Records from a collection of figures
— START —

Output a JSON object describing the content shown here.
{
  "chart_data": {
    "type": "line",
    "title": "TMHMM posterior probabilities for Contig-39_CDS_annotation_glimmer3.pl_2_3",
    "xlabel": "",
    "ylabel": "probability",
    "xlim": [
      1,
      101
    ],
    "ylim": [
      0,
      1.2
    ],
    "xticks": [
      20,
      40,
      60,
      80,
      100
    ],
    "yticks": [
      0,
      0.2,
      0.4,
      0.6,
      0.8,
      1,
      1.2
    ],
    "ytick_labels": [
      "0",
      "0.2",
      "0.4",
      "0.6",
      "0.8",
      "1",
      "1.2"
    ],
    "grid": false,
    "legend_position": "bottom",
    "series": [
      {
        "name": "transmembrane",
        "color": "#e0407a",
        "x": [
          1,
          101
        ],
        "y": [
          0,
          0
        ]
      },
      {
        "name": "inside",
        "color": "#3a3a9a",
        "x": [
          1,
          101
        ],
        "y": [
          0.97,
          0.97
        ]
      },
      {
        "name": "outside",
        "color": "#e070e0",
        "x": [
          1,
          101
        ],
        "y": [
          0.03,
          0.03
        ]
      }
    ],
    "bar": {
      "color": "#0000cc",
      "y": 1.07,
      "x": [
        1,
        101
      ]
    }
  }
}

— END —

Job: Word for word, write out the data.

Exercise answer:
Output a JSON object describing the content shown here.
{
  "chart_data": {
    "type": "line",
    "title": "TMHMM posterior probabilities for Contig-39_CDS_annotation_glimmer3.pl_2_3",
    "xlabel": "",
    "ylabel": "probability",
    "xlim": [
      1,
      101
    ],
    "ylim": [
      0,
      1.2
    ],
    "xticks": [
      20,
      40,
      60,
      80,
      100
    ],
    "yticks": [
      0,
      0.2,
      0.4,
      0.6,
      0.8,
      1,
      1.2
    ],
    "ytick_labels": [
      "0",
      "0.2",
      "0.4",
      "0.6",
      "0.8",
      "1",
      "1.2"
    ],
    "grid": false,
    "legend_position": "bottom",
    "series": [
      {
        "name": "transmembrane",
        "color": "#e0407a",
        "x": [
          1,
          101
        ],
        "y": [
          0,
          0
        ]
      },
      {
        "name": "inside",
        "color": "#3a3a9a",
        "x": [
          1,
          101
        ],
        "y": [
          0.97,
          0.97
        ]
      },
      {
        "name": "outside",
        "color": "#e070e0",
        "x": [
          1,
          101
        ],
        "y": [
          0.03,
          0.03
        ]
      }
    ],
    "bar": {
      "color": "#0000cc",
      "y": 1.07,
      "x": [
        1,
        101
      ]
    }
  }
}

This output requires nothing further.